* **Stated problem**: Copy each line containing the word "image" from the records that follow, please.

BEGIN Extracted records

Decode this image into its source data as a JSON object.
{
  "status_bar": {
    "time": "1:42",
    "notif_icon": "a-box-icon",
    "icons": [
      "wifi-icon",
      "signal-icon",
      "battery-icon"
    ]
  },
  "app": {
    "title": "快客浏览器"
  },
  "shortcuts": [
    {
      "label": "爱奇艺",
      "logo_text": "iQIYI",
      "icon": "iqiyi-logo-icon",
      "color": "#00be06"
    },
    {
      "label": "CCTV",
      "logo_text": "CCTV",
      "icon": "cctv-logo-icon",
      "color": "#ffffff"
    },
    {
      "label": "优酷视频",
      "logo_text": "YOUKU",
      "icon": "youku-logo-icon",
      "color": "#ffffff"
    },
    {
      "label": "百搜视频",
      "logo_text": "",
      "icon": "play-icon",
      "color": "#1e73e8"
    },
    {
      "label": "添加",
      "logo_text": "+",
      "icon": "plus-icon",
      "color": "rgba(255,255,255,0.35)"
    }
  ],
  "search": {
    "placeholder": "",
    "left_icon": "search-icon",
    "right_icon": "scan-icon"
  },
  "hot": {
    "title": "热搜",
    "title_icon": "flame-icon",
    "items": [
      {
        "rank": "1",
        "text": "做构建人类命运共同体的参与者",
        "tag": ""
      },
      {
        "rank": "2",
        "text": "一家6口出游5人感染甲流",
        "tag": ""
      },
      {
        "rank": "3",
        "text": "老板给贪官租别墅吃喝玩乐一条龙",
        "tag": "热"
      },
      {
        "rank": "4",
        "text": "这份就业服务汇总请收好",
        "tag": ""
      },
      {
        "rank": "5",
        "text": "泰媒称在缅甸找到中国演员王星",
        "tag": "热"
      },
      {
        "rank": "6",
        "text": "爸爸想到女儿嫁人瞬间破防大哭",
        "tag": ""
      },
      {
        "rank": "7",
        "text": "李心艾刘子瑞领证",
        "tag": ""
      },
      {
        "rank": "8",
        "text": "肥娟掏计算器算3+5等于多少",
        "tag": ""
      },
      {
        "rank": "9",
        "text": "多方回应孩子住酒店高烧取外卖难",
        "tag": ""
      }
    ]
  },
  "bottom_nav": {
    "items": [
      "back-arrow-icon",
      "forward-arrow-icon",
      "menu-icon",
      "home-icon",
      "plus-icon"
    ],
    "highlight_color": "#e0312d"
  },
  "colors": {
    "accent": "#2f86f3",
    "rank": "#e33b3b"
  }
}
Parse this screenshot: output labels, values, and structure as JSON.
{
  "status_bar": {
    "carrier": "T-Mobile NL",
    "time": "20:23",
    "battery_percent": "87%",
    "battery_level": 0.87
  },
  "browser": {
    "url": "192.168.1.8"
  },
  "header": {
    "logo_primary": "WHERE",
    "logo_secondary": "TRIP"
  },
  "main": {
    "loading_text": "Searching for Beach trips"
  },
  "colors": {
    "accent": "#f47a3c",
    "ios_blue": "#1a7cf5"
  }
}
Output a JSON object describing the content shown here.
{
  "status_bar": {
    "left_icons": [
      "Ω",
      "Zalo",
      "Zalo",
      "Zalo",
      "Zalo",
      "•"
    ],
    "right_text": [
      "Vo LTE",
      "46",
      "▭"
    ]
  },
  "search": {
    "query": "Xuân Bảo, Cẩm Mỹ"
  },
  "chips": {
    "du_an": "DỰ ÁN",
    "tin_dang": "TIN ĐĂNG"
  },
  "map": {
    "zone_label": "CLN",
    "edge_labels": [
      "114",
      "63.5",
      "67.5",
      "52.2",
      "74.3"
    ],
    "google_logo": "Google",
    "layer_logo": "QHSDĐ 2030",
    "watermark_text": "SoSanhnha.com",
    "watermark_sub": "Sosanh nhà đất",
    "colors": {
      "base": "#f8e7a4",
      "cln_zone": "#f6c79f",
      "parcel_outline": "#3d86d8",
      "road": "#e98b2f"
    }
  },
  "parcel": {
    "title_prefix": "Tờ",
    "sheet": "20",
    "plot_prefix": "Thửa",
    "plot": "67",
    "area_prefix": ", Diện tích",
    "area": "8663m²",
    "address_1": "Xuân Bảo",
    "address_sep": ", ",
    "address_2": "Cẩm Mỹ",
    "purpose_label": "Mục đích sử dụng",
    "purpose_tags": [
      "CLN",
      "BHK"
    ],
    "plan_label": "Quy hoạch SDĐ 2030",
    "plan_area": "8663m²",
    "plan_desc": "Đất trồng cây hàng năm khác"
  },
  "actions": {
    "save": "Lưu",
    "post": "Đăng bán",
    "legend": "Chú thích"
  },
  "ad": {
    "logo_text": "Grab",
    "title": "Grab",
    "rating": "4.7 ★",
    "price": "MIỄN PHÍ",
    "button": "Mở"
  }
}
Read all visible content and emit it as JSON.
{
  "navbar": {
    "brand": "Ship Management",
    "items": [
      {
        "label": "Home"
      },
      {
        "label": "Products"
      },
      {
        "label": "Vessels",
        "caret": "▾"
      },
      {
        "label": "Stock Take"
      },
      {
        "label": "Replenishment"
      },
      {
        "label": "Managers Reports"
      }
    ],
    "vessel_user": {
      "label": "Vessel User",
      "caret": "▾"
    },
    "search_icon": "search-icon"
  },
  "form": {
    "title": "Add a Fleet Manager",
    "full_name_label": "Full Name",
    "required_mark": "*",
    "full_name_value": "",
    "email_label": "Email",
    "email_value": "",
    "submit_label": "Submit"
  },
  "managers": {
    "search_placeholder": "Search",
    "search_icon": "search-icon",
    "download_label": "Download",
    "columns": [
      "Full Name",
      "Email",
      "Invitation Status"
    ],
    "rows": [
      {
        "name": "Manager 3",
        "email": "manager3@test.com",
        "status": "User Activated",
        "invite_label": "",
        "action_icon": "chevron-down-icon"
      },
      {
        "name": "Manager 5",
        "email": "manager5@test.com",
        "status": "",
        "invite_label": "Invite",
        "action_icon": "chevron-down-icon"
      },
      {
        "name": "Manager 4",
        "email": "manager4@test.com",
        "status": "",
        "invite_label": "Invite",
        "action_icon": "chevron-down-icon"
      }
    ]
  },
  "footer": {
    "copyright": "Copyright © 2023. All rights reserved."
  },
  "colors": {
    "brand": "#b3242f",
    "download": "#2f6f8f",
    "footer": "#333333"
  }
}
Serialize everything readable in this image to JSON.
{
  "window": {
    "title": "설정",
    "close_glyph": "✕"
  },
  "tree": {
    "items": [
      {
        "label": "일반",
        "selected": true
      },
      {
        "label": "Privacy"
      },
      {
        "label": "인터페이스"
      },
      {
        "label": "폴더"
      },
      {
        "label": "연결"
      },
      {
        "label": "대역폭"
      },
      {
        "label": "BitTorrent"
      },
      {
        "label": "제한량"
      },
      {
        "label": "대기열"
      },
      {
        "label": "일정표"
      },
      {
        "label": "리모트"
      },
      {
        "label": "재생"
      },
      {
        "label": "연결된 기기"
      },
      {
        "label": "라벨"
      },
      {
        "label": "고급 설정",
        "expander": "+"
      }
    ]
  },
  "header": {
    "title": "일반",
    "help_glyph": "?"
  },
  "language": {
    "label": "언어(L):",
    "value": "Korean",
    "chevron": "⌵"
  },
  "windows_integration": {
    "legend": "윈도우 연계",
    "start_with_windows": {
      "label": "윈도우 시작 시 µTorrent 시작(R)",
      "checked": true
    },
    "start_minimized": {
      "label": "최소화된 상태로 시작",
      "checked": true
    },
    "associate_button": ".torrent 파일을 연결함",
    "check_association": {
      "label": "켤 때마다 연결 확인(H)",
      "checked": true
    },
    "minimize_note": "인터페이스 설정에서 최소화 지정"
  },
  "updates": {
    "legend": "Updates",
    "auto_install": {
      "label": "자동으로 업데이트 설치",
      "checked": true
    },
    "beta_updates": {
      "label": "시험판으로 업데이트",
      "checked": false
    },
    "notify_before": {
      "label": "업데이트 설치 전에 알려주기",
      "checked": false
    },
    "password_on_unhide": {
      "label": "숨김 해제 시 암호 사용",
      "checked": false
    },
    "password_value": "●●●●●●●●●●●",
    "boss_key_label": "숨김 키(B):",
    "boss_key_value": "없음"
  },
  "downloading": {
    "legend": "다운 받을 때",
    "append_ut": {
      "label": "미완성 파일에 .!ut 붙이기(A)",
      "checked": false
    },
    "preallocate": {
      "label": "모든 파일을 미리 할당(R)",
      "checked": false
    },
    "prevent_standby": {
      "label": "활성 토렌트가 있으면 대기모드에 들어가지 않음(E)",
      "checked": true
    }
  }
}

END Extracted records

* **Response**:
Decode this image into its source data as a JSON object.
Serialize everything readable in this image to JSON.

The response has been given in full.